Task to complete: Show all lines that include the string "name"; copy each one.

Supplied material:
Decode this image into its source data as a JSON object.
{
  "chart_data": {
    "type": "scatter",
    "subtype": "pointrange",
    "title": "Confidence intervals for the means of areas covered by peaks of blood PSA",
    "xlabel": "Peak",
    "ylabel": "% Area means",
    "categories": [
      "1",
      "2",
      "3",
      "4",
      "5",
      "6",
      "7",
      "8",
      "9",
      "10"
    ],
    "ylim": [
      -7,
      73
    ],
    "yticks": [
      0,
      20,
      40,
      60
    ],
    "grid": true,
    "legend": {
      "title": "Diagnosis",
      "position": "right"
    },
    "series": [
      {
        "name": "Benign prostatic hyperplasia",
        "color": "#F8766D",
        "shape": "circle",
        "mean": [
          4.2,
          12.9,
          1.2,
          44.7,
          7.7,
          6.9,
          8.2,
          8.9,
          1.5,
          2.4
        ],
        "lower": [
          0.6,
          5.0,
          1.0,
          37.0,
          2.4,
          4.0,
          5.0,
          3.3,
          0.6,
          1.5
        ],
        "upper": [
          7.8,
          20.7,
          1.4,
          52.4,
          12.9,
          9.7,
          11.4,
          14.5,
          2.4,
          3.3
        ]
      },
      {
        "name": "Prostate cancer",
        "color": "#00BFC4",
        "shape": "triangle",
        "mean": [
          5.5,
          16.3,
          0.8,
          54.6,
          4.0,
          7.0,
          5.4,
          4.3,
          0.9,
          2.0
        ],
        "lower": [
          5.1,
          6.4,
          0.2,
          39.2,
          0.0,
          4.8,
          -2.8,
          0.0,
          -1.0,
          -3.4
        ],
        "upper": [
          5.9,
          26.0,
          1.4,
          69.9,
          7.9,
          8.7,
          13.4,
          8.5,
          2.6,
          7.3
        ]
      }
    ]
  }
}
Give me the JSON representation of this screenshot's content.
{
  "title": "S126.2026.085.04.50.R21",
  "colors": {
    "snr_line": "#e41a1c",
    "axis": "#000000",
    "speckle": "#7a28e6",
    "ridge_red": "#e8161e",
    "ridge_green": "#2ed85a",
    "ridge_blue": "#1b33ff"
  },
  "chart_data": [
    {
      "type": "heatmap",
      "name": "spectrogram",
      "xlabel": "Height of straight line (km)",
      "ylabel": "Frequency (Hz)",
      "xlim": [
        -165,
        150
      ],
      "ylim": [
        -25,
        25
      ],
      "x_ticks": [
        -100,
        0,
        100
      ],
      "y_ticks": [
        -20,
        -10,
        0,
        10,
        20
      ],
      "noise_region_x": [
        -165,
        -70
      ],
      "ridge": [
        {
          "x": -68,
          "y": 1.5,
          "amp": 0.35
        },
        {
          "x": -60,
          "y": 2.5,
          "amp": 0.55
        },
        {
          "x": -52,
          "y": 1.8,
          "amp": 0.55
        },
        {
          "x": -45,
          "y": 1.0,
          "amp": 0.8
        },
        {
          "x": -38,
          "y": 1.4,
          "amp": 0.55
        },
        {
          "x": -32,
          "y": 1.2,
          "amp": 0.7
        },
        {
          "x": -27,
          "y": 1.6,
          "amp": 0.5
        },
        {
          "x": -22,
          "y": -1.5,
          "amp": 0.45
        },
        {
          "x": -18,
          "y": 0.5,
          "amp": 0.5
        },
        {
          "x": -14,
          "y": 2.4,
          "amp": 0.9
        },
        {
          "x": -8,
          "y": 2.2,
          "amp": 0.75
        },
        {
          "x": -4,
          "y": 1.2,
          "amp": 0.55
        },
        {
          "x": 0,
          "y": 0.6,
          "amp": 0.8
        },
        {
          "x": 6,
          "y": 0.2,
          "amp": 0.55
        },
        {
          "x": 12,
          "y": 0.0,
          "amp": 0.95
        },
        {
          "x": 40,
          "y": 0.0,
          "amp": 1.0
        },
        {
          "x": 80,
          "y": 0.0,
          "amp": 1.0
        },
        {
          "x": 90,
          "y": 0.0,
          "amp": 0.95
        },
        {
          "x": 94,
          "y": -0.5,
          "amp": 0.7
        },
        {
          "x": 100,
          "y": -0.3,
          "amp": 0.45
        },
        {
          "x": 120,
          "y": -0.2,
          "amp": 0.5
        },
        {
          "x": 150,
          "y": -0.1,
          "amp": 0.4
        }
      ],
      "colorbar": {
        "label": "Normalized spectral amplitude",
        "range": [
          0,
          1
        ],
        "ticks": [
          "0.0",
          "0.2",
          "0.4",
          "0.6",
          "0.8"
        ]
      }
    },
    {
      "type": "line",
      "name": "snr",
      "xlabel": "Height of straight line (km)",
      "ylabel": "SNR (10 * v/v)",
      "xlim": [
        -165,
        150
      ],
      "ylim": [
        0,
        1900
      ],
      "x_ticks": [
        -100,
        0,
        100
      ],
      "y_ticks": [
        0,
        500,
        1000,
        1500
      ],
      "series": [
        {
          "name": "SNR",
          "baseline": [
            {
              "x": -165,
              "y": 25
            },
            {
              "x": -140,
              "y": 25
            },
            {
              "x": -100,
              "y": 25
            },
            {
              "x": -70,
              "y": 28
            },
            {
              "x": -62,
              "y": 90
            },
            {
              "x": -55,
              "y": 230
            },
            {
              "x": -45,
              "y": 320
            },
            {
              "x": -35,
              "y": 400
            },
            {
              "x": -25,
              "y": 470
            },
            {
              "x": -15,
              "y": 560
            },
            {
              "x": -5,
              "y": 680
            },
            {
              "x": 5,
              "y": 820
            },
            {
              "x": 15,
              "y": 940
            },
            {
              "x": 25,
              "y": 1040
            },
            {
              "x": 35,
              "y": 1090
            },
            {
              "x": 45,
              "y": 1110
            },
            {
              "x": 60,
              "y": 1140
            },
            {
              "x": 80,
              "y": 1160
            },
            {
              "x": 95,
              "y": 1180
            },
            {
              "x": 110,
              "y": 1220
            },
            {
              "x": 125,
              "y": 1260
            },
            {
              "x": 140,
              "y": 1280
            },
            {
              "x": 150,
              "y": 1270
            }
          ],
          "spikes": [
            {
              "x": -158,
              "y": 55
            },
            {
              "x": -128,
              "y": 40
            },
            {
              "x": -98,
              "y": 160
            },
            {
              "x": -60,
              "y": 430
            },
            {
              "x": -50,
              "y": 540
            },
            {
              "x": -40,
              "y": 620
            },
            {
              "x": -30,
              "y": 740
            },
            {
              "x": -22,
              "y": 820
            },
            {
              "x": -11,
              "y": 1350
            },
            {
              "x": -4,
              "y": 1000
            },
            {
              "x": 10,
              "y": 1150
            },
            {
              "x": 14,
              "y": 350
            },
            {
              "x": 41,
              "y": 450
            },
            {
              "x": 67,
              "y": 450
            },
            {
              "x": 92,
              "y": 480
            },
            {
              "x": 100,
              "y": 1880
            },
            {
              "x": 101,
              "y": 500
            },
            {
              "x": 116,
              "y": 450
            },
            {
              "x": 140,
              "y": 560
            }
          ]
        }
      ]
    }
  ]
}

Response:
        "name": "Benign prostatic hyperplasia",
        "name": "Prostate cancer",
      "name": "spectrogram",
      "name": "snr",
          "name": "SNR",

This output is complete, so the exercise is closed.